#### GIVEN INFORMATION ####

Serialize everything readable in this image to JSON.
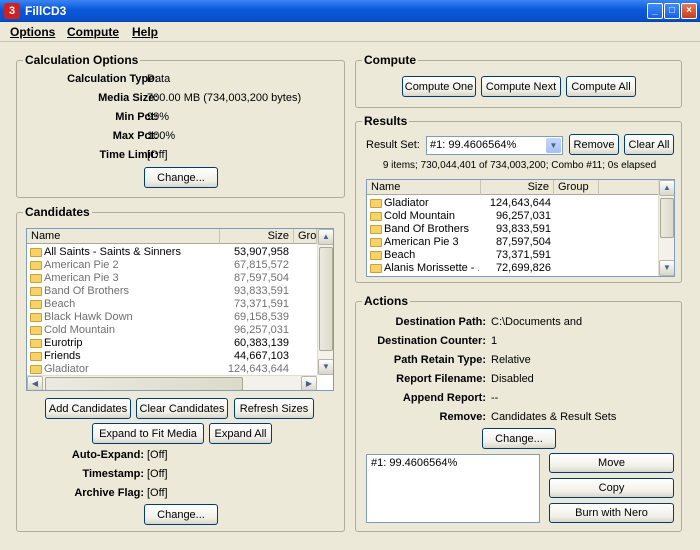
{
  "window": {
    "title": "FillCD3",
    "icon": "app-logo-icon"
  },
  "menu": [
    "Options",
    "Compute",
    "Help"
  ],
  "calc": {
    "legend": "Calculation Options",
    "rows": [
      {
        "label": "Calculation Type:",
        "value": "Data"
      },
      {
        "label": "Media Size:",
        "value": "700.00 MB (734,003,200 bytes)"
      },
      {
        "label": "Min Pct:",
        "value": "99%"
      },
      {
        "label": "Max Pct:",
        "value": "100%"
      },
      {
        "label": "Time Limit:",
        "value": "[Off]"
      }
    ],
    "change_label": "Change..."
  },
  "candidates": {
    "legend": "Candidates",
    "columns": [
      "Name",
      "Size",
      "Gro"
    ],
    "rows": [
      {
        "name": "All Saints - Saints & Sinners",
        "size": "53,907,958",
        "dim": false
      },
      {
        "name": "American Pie 2",
        "size": "67,815,572",
        "dim": true
      },
      {
        "name": "American Pie 3",
        "size": "87,597,504",
        "dim": true
      },
      {
        "name": "Band Of Brothers",
        "size": "93,833,591",
        "dim": true
      },
      {
        "name": "Beach",
        "size": "73,371,591",
        "dim": true
      },
      {
        "name": "Black Hawk Down",
        "size": "69,158,539",
        "dim": true
      },
      {
        "name": "Cold Mountain",
        "size": "96,257,031",
        "dim": true
      },
      {
        "name": "Eurotrip",
        "size": "60,383,139",
        "dim": false
      },
      {
        "name": "Friends",
        "size": "44,667,103",
        "dim": false
      },
      {
        "name": "Gladiator",
        "size": "124,643,644",
        "dim": true
      }
    ],
    "buttons": {
      "add": "Add Candidates",
      "clear": "Clear Candidates",
      "refresh": "Refresh Sizes",
      "expand_fit": "Expand to Fit Media",
      "expand_all": "Expand All"
    },
    "options": [
      {
        "label": "Auto-Expand:",
        "value": "[Off]"
      },
      {
        "label": "Timestamp:",
        "value": "[Off]"
      },
      {
        "label": "Archive Flag:",
        "value": "[Off]"
      }
    ],
    "change_label": "Change..."
  },
  "compute": {
    "legend": "Compute",
    "buttons": [
      "Compute One",
      "Compute Next",
      "Compute All"
    ]
  },
  "results": {
    "legend": "Results",
    "set_label": "Result Set:",
    "set_value": "#1:  99.4606564%",
    "remove_label": "Remove",
    "clear_all_label": "Clear All",
    "summary": "9 items; 730,044,401 of 734,003,200; Combo #11; 0s elapsed",
    "columns": [
      "Name",
      "Size",
      "Group"
    ],
    "rows": [
      {
        "name": "Gladiator",
        "size": "124,643,644"
      },
      {
        "name": "Cold Mountain",
        "size": "96,257,031"
      },
      {
        "name": "Band Of Brothers",
        "size": "93,833,591"
      },
      {
        "name": "American Pie 3",
        "size": "87,597,504"
      },
      {
        "name": "Beach",
        "size": "73,371,591"
      },
      {
        "name": "Alanis Morissette - ...",
        "size": "72,699,826"
      }
    ]
  },
  "actions": {
    "legend": "Actions",
    "rows": [
      {
        "label": "Destination Path:",
        "value": "C:\\Documents and"
      },
      {
        "label": "Destination Counter:",
        "value": "1"
      },
      {
        "label": "Path Retain Type:",
        "value": "Relative"
      },
      {
        "label": "Report Filename:",
        "value": "Disabled"
      },
      {
        "label": "Append Report:",
        "value": "--"
      },
      {
        "label": "Remove:",
        "value": "Candidates & Result Sets"
      }
    ],
    "change_label": "Change...",
    "log_text": "#1:  99.4606564%",
    "move_label": "Move",
    "copy_label": "Copy",
    "burn_label": "Burn with Nero"
  }
}
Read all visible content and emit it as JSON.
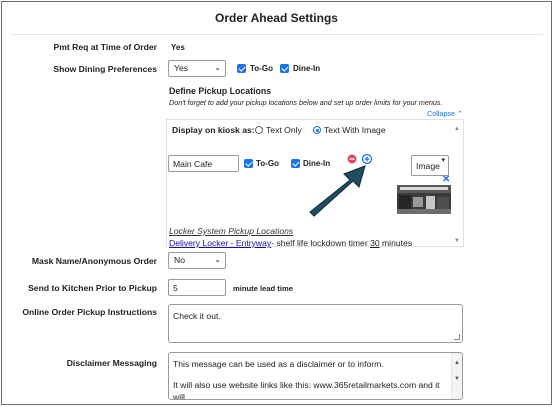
{
  "page": {
    "title": "Order Ahead Settings"
  },
  "pmt_req": {
    "label": "Pmt Req at Time of Order",
    "value": "Yes"
  },
  "dining_prefs": {
    "label": "Show Dining Preferences",
    "select_value": "Yes",
    "to_go_label": "To-Go",
    "dine_in_label": "Dine-In"
  },
  "pickup": {
    "heading": "Define Pickup Locations",
    "hint": "Don't forget to add your pickup locations below and set up order limits for your menus.",
    "collapse_label": "Collapse",
    "kiosk_label": "Display on kiosk as:",
    "text_only_label": "Text Only",
    "text_with_image_label": "Text With Image",
    "location_name": "Main Cafe",
    "loc_to_go_label": "To-Go",
    "loc_dine_in_label": "Dine-In",
    "image_button_label": "Image",
    "locker_heading": "Locker System Pickup Locations",
    "locker_link": "Delivery Locker - Entryway",
    "locker_text_pre": "- shelf life lockdown timer ",
    "locker_minutes": "30",
    "locker_text_post": " minutes"
  },
  "mask_name": {
    "label": "Mask Name/Anonymous Order",
    "select_value": "No"
  },
  "send_kitchen": {
    "label": "Send to Kitchen Prior to Pickup",
    "value": "5",
    "suffix": "minute lead time"
  },
  "instructions": {
    "label": "Online Order Pickup Instructions",
    "value": "Check it out."
  },
  "disclaimer": {
    "label": "Disclaimer Messaging",
    "line1": "This message can be used as a disclaimer or to inform.",
    "line2": "It will also use website links like this: www.365retailmarkets.com and it will"
  },
  "colors": {
    "accent": "#1a73e8",
    "arrow": "#1f4e63",
    "remove": "#e0475b",
    "link": "#1a0dab"
  }
}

####

Identify every line holding the word "title" and copy it out.

* _COMPLETED EXERCISE_:
    "title": "FillCD3",
    "title": "Order Ahead Settings"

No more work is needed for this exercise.